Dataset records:
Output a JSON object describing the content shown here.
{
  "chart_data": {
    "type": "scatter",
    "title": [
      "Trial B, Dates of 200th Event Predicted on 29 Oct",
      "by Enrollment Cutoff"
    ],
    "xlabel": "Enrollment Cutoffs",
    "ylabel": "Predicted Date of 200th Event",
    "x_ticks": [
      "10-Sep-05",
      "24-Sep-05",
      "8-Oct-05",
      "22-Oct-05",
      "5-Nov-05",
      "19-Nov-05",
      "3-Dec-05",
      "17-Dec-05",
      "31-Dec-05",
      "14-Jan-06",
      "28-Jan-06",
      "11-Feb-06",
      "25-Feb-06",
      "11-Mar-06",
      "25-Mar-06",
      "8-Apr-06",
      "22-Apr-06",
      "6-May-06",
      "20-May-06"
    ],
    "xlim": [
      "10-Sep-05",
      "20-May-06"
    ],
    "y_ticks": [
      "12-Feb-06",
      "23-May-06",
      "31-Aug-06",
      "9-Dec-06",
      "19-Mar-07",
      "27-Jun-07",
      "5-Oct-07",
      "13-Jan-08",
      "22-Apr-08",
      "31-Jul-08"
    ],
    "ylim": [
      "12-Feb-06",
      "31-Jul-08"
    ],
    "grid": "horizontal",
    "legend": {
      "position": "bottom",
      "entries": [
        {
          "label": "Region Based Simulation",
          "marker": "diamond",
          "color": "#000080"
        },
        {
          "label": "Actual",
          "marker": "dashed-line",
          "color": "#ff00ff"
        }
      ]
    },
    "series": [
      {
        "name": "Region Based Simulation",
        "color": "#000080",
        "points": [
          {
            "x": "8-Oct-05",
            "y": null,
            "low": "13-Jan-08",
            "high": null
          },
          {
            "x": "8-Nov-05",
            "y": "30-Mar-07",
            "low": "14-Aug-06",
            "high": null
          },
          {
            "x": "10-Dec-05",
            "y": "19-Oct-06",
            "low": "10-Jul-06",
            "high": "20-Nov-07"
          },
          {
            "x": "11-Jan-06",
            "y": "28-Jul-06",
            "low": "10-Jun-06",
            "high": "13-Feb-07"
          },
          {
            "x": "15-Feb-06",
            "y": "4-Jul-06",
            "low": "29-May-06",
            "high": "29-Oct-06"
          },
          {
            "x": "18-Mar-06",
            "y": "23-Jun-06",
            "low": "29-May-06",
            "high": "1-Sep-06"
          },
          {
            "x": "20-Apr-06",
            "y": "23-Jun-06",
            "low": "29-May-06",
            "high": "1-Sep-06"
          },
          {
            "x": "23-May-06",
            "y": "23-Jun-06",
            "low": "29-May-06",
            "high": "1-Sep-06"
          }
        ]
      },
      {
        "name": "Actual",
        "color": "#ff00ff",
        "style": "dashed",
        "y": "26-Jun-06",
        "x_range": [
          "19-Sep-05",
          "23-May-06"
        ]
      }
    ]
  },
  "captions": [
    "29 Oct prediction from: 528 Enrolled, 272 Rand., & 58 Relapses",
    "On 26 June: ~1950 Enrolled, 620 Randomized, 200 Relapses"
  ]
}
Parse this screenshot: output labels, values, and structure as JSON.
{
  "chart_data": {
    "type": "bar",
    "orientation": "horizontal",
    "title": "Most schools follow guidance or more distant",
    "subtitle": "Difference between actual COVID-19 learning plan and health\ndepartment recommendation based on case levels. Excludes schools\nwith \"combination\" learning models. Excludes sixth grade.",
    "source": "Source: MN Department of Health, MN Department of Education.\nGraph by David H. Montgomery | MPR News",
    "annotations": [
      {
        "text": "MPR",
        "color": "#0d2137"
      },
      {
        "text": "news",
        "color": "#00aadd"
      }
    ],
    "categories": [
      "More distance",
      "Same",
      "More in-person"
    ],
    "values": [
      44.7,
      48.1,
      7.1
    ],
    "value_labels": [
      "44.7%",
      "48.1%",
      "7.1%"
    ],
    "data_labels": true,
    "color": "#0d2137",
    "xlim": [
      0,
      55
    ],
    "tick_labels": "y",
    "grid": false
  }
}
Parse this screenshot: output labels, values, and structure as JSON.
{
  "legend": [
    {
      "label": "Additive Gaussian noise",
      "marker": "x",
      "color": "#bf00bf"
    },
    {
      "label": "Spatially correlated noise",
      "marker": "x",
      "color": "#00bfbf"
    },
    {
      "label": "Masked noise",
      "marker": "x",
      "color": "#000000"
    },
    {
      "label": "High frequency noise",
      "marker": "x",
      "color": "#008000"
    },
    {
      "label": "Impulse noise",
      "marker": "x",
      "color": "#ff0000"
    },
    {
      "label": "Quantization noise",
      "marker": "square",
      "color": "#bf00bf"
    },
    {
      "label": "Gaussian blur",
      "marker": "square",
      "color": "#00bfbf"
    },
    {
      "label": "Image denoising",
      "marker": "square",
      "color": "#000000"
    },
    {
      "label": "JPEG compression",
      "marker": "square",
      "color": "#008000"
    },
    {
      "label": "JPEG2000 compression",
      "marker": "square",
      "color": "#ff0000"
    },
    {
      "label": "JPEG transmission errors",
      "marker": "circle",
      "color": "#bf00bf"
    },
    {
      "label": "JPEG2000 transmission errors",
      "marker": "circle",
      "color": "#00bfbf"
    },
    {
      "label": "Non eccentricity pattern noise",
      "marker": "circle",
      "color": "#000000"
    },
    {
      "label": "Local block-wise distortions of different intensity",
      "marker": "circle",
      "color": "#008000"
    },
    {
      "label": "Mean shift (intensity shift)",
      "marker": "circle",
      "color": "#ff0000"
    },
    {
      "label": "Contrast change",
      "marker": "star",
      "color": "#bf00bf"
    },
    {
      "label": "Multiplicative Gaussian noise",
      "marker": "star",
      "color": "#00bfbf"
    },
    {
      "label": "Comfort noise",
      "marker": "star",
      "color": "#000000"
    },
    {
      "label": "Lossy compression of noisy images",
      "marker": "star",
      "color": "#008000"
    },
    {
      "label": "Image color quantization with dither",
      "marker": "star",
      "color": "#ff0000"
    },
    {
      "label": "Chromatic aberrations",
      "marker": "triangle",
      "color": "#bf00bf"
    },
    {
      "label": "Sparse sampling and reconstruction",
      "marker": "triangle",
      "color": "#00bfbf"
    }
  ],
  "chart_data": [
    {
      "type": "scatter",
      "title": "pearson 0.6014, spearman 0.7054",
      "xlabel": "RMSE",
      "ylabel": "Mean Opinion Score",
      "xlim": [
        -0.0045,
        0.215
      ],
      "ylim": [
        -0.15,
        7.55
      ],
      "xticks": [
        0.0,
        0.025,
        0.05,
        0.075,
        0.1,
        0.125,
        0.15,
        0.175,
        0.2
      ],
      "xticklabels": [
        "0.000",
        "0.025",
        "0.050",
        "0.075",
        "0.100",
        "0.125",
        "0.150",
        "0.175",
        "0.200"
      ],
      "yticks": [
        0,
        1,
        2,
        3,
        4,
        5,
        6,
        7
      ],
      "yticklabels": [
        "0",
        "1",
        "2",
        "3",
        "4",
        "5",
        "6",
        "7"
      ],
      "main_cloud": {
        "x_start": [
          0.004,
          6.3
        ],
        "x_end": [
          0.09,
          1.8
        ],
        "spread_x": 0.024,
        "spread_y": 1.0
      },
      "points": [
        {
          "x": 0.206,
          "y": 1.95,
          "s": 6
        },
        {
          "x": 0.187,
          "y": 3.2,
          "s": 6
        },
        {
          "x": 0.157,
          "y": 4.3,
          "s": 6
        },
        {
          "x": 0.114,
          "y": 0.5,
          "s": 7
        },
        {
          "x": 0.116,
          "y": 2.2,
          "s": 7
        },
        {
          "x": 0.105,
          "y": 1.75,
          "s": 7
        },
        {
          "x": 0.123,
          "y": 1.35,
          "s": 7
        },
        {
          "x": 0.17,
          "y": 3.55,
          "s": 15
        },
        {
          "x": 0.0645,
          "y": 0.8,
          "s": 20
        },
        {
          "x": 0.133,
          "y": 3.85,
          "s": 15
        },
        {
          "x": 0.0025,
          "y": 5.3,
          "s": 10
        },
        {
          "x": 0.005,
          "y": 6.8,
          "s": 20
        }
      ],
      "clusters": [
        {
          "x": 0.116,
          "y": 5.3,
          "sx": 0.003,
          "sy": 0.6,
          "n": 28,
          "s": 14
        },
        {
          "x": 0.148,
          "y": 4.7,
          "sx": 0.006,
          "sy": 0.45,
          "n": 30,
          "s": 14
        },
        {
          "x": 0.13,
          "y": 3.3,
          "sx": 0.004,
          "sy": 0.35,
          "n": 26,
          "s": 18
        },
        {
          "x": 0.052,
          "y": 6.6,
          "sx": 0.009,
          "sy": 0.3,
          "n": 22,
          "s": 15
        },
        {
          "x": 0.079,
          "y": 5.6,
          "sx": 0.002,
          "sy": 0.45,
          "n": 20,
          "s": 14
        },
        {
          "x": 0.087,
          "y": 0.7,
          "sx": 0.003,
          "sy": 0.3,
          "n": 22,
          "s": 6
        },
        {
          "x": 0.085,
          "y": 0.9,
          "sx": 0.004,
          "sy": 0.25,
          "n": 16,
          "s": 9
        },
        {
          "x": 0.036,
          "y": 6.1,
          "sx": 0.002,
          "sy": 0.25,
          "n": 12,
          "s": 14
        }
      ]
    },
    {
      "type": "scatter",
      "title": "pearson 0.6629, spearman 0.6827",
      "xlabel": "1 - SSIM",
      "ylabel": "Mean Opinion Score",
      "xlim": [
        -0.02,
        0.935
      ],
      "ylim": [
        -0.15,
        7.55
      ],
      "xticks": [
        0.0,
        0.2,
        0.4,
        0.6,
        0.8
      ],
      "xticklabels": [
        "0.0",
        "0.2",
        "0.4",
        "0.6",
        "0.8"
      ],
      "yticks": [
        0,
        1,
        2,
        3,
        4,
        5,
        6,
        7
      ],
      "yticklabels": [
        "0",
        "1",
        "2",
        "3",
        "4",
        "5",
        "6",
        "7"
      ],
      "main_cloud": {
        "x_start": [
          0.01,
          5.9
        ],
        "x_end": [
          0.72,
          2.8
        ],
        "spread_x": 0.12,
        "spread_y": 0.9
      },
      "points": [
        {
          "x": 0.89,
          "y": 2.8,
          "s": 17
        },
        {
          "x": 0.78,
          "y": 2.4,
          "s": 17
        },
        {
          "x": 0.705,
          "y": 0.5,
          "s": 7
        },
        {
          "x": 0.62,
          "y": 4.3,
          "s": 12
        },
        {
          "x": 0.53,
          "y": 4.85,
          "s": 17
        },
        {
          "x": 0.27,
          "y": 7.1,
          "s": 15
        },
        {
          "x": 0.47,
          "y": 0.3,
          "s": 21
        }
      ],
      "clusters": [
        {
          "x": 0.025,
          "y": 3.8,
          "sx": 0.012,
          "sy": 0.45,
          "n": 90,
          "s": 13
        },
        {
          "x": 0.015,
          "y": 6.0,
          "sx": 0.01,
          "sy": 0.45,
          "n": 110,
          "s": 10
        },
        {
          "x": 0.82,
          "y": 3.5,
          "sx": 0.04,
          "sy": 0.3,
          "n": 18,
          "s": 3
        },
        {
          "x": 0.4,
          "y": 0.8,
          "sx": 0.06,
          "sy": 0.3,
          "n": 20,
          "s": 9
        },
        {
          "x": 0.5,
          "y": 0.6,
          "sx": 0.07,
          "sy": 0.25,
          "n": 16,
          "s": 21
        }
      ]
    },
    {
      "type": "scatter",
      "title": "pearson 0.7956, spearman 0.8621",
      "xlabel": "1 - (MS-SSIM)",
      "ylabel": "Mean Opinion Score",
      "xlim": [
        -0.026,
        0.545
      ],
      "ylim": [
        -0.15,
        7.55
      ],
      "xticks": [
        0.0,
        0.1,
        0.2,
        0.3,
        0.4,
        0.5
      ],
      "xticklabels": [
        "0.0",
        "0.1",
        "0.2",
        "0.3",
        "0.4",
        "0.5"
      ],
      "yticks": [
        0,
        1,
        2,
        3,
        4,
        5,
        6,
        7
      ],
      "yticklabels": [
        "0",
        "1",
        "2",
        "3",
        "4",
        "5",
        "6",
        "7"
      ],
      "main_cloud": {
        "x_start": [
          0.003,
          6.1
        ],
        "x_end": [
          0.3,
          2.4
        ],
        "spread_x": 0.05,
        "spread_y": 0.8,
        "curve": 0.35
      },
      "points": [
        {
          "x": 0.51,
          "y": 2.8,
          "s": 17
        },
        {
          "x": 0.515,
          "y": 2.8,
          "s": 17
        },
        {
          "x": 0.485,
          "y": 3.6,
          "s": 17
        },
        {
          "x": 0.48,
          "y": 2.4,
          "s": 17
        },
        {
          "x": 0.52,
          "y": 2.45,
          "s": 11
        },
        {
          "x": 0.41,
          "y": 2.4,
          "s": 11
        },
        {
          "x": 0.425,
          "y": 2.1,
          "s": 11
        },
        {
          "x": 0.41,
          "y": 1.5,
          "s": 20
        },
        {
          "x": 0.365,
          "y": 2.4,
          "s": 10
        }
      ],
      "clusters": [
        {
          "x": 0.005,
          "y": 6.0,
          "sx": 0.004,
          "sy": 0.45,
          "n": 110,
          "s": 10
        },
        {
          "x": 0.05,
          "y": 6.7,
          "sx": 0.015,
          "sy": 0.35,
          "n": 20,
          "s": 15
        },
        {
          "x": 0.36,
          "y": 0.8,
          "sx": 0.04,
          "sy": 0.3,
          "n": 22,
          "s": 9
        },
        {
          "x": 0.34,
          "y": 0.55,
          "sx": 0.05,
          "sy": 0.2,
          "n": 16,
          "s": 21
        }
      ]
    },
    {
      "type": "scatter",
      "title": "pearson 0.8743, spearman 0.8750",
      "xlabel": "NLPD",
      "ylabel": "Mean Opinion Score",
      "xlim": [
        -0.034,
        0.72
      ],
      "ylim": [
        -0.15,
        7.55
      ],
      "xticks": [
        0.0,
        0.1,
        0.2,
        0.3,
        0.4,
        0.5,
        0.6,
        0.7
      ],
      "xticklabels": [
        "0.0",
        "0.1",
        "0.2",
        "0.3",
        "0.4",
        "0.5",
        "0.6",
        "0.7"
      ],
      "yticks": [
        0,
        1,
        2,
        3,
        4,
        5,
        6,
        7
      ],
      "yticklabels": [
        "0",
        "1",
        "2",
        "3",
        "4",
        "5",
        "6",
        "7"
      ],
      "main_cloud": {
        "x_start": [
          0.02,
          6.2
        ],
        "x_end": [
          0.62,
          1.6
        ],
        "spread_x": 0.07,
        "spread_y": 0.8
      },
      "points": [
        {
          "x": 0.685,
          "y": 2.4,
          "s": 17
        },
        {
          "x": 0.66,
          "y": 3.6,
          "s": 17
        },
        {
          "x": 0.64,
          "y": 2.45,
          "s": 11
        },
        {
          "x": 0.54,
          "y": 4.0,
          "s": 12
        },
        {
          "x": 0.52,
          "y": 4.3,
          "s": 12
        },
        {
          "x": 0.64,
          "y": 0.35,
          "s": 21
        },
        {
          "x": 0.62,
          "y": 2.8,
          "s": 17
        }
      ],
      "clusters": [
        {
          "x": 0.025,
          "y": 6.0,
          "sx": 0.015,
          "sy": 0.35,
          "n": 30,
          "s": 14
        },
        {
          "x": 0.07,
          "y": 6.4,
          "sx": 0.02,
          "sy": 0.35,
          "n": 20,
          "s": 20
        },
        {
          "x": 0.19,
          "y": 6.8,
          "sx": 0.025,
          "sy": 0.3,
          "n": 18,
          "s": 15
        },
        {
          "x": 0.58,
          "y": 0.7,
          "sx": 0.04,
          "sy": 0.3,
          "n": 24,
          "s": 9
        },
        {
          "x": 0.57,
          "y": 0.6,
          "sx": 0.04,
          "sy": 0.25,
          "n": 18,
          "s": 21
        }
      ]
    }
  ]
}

--- Stated problem ---
Copy every line in the listing above where the string "Event" turns up.

--- The output ---
      "Trial B, Dates of 200th Event Predicted on 29 Oct",
    "ylabel": "Predicted Date of 200th Event",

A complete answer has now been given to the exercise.